▶ **Stated problem**
Omit the pictures and extract only the lines from the line containing "Output the underlying" to the end of the material, each exactly as written.

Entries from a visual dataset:

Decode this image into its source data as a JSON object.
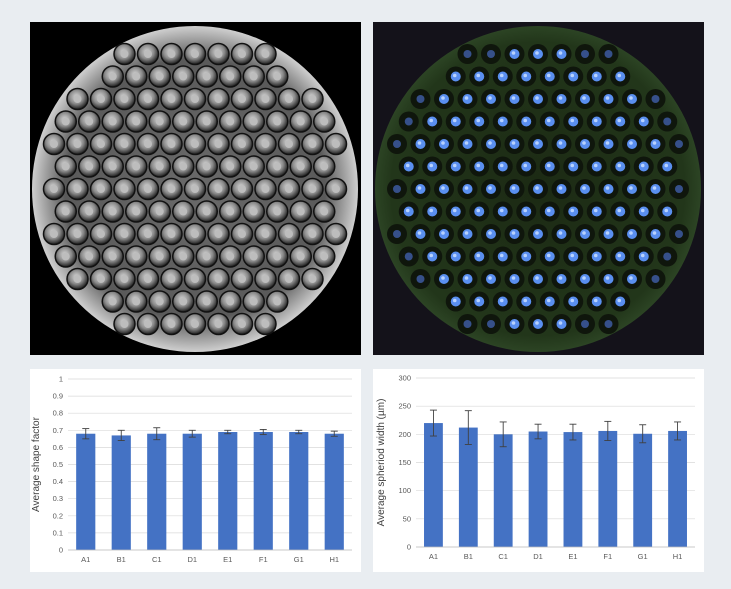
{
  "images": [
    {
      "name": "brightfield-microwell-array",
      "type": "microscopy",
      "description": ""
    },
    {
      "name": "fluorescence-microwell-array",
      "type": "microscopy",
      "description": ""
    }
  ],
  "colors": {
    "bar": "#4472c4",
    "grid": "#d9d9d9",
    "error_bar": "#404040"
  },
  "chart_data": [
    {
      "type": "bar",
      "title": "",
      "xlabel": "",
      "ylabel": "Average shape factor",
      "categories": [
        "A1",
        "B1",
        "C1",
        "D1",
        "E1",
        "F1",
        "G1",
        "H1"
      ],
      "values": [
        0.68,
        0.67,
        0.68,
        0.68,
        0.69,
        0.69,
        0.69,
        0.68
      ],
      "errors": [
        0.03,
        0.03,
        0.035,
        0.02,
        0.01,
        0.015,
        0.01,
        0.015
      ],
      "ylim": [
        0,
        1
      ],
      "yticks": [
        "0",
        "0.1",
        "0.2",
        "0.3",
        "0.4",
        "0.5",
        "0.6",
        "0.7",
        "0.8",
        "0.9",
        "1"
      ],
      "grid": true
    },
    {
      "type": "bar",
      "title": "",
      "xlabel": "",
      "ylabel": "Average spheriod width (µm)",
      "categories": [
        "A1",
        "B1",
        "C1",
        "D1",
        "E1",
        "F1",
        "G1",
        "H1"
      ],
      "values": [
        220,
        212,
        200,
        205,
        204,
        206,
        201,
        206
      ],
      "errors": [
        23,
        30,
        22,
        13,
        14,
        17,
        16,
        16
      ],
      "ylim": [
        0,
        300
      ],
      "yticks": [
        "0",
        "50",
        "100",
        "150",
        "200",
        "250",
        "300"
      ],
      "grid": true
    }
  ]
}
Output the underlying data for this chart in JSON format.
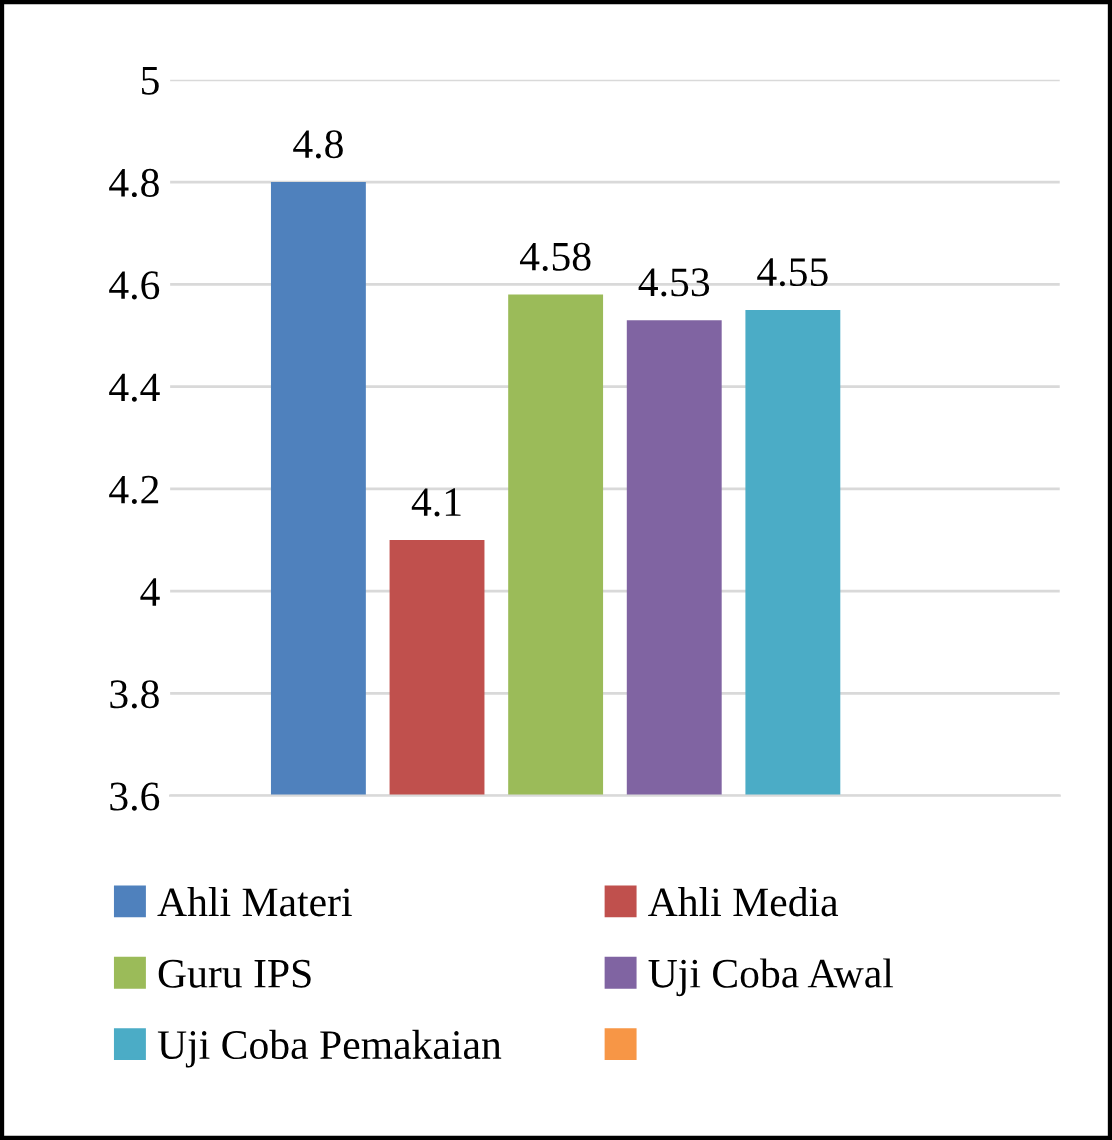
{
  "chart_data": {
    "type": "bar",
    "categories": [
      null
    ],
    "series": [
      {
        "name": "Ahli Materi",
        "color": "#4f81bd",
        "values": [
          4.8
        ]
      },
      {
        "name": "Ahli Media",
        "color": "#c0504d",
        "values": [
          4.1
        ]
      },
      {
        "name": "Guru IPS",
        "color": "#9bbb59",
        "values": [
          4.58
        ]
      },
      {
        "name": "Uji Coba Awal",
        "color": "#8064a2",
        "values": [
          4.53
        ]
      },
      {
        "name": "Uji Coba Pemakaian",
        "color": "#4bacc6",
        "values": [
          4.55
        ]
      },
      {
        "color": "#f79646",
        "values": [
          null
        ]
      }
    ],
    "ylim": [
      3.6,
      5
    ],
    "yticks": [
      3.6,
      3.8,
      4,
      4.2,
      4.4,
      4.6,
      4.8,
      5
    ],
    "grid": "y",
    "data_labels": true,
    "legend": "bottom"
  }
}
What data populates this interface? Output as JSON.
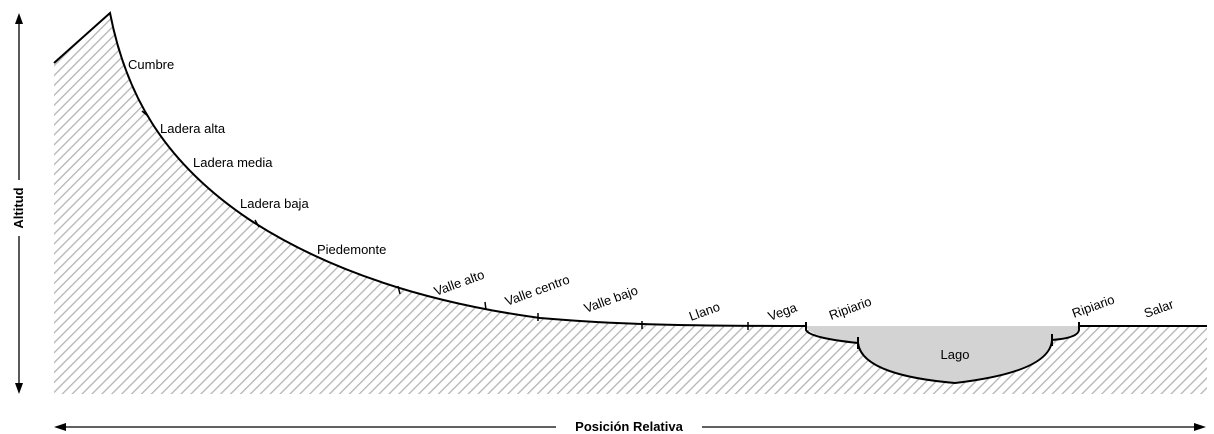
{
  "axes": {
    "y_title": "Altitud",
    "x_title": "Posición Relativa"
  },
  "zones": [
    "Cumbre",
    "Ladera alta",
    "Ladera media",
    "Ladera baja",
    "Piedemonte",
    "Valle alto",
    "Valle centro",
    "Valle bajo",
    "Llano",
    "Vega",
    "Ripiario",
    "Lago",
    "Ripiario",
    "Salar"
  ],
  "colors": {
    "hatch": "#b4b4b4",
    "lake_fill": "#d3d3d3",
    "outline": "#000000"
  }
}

▶ **Answer for this exercise**
Output the underlying data for this chart in JSON format.
{
  "chart_data": {
    "type": "bar",
    "categories": [
      null
    ],
    "series": [
      {
        "name": "Ahli Materi",
        "color": "#4f81bd",
        "values": [
          4.8
        ]
      },
      {
        "name": "Ahli Media",
        "color": "#c0504d",
        "values": [
          4.1
        ]
      },
      {
        "name": "Guru IPS",
        "color": "#9bbb59",
        "values": [
          4.58
        ]
      },
      {
        "name": "Uji Coba Awal",
        "color": "#8064a2",
        "values": [
          4.53
        ]
      },
      {
        "name": "Uji Coba Pemakaian",
        "color": "#4bacc6",
        "values": [
          4.55
        ]
      },
      {
        "color": "#f79646",
        "values": [
          null
        ]
      }
    ],
    "ylim": [
      3.6,
      5
    ],
    "yticks": [
      3.6,
      3.8,
      4,
      4.2,
      4.4,
      4.6,
      4.8,
      5
    ],
    "grid": "y",
    "data_labels": true,
    "legend": "bottom"
  }
}
What data populates this interface? Output as JSON.
{
  "axes": {
    "y_title": "Altitud",
    "x_title": "Posición Relativa"
  },
  "zones": [
    "Cumbre",
    "Ladera alta",
    "Ladera media",
    "Ladera baja",
    "Piedemonte",
    "Valle alto",
    "Valle centro",
    "Valle bajo",
    "Llano",
    "Vega",
    "Ripiario",
    "Lago",
    "Ripiario",
    "Salar"
  ],
  "colors": {
    "hatch": "#b4b4b4",
    "lake_fill": "#d3d3d3",
    "outline": "#000000"
  }
}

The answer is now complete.